**EXERCISE BRIEF:** What follows is a listing to be transcribed exactly.

**GIVEN ENTRIES:**
◇ ◇ ◇ ◇ ◇ ◇ ◇
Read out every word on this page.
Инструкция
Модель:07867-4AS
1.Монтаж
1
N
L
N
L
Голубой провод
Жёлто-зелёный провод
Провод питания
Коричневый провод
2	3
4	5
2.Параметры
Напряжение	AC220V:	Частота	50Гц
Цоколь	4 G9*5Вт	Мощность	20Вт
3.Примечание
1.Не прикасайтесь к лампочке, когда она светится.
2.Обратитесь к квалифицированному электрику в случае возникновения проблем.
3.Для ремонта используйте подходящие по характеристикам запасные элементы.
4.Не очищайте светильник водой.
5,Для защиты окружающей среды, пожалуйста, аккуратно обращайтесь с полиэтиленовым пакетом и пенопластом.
◇ ◇ ◇ ◇ ◇ ◇ ◇
**ANSWER TO THE EXERCISE:**
Read out every word on this page.
Инструкция
Модель:07867-4AS
1.Монтаж
1
N
L
N
L
Голубой провод
Жёлто-зелёный провод
Провод питания
Коричневый провод
2	3
4	5
2.Параметры
Напряжение	AC220V:	Частота	50Гц
Цоколь	4 G9*5Вт	Мощность	20Вт
3.Примечание
1.Не прикасайтесь к лампочке, когда она светится.
2.Обратитесь к квалифицированному электрику в случае возникновения проблем.
3.Для ремонта используйте подходящие по характеристикам запасные элементы.
4.Не очищайте светильник водой.
5,Для защиты окружающей среды, пожалуйста, аккуратно обращайтесь с полиэтиленовым пакетом и пенопластом.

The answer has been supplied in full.